/---

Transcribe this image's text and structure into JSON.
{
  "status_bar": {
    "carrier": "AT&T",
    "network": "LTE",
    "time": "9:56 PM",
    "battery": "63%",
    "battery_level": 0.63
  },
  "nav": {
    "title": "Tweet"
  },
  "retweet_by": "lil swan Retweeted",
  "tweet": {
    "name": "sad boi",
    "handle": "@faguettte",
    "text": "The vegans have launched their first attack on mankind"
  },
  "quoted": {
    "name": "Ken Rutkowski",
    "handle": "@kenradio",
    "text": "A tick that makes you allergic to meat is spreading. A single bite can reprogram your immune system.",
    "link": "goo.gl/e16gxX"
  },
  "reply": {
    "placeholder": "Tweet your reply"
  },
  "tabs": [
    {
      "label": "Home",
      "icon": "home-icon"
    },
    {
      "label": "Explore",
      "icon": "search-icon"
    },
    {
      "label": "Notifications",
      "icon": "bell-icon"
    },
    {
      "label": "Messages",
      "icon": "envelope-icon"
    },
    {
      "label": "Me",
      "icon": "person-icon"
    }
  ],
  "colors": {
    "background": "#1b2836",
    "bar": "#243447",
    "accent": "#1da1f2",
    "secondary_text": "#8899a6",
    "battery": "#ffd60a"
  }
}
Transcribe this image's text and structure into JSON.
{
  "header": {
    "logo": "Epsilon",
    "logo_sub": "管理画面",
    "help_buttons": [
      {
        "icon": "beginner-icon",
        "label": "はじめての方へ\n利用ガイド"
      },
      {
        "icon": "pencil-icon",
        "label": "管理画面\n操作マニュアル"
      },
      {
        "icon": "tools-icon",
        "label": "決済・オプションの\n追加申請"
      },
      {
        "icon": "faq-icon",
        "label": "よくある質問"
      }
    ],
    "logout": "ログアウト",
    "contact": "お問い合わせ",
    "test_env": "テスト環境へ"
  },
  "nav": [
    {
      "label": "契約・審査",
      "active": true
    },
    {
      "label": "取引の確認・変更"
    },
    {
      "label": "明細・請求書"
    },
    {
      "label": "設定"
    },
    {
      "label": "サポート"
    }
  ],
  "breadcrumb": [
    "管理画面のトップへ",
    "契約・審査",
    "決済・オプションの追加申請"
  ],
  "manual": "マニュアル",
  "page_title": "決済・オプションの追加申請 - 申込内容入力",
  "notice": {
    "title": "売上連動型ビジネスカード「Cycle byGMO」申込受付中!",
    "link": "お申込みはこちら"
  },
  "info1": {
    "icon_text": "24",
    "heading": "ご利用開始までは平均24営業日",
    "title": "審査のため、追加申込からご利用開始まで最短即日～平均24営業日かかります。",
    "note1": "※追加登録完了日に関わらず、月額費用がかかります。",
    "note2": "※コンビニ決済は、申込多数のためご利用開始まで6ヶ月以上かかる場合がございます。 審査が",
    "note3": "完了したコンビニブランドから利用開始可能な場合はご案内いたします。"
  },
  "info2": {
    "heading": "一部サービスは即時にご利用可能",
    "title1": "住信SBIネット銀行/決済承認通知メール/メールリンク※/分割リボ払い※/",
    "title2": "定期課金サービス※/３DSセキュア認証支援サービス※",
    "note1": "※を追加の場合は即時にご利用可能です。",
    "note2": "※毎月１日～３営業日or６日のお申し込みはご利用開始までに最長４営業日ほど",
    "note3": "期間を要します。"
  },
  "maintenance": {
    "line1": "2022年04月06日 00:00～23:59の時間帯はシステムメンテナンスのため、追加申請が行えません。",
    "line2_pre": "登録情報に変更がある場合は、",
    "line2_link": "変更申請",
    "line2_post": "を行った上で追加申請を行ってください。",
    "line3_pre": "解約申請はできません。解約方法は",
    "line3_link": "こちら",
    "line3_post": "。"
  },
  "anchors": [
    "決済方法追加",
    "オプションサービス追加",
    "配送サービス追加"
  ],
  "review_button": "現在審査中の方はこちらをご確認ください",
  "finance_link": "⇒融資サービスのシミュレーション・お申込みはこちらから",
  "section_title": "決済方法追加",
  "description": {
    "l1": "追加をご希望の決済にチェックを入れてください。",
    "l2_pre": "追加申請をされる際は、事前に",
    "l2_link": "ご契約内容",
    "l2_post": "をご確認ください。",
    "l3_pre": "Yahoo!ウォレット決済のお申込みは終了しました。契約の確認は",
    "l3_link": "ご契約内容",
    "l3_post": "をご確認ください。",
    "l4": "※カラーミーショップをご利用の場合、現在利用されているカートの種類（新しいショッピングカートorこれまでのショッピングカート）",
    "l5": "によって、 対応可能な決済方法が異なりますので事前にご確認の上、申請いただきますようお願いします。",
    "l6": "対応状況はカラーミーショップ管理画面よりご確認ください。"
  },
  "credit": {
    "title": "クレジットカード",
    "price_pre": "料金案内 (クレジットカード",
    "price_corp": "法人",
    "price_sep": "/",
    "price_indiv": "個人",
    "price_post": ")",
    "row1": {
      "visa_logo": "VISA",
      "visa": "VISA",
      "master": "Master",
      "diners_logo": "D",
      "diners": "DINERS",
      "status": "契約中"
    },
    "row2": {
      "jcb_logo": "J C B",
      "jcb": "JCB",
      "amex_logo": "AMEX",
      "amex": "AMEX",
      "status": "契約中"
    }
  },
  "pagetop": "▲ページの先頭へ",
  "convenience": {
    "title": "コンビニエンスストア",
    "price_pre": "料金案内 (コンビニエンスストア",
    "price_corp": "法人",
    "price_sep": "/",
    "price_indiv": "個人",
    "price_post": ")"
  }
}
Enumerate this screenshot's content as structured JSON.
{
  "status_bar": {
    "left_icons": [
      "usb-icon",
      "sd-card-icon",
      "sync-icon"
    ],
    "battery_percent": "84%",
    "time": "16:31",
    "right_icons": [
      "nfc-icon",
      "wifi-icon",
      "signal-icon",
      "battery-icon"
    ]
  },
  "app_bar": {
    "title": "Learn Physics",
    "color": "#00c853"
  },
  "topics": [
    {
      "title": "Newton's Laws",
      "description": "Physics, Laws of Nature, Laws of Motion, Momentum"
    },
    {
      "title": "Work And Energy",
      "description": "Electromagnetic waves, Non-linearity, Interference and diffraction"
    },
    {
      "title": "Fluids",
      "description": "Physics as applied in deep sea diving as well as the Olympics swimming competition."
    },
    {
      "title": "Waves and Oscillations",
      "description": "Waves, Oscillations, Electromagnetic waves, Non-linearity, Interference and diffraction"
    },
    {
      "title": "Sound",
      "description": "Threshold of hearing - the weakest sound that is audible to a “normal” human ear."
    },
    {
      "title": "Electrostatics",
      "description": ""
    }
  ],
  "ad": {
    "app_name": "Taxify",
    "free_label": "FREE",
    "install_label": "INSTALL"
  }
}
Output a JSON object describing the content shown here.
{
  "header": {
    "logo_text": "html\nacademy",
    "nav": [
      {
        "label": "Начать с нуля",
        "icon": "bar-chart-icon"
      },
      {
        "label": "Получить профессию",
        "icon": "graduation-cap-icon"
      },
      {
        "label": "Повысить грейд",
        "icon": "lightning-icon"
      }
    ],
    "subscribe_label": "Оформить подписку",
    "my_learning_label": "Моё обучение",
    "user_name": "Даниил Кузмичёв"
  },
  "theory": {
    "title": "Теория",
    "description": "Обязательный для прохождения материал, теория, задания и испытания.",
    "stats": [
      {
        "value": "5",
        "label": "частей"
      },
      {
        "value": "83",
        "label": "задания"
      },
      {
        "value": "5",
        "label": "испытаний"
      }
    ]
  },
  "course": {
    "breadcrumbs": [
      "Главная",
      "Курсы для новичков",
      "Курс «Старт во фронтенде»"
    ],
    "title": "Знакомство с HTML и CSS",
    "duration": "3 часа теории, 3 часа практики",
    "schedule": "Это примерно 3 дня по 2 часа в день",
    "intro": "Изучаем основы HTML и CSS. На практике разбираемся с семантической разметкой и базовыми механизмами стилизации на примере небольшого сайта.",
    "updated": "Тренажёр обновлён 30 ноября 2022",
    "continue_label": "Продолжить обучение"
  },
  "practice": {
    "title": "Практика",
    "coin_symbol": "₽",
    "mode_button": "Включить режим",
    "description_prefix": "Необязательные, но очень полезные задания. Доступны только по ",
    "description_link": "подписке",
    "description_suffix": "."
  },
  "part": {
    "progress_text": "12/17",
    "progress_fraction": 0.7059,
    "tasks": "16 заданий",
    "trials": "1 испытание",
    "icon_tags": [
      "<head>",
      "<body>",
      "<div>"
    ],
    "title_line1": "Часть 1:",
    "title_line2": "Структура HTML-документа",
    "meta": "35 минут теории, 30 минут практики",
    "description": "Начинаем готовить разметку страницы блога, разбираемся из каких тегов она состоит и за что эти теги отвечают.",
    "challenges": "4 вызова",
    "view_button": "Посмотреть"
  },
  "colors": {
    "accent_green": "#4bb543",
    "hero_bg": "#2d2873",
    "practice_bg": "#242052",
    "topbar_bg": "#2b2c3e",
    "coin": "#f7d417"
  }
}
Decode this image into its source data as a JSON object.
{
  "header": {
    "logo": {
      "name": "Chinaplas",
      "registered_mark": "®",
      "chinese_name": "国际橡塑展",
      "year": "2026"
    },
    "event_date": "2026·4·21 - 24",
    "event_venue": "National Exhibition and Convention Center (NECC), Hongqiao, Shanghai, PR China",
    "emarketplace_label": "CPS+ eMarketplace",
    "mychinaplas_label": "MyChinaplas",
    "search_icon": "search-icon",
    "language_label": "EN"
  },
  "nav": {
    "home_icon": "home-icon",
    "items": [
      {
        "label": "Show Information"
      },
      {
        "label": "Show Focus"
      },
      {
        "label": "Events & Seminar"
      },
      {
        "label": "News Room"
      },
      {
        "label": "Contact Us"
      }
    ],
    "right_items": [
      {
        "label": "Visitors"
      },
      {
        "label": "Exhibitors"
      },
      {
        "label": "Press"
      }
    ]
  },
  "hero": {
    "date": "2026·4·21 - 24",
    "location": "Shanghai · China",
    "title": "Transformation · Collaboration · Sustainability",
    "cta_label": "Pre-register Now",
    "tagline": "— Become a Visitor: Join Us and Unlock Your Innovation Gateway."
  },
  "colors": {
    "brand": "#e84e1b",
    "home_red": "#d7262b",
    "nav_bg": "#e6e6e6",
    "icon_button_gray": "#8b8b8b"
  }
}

\---

*Exercise description*. Which lines contain the word "heading"? Copy each one.

*The completed task*.
    "heading": "ご利用開始までは平均24営業日",
    "heading": "一部サービスは即時にご利用可能",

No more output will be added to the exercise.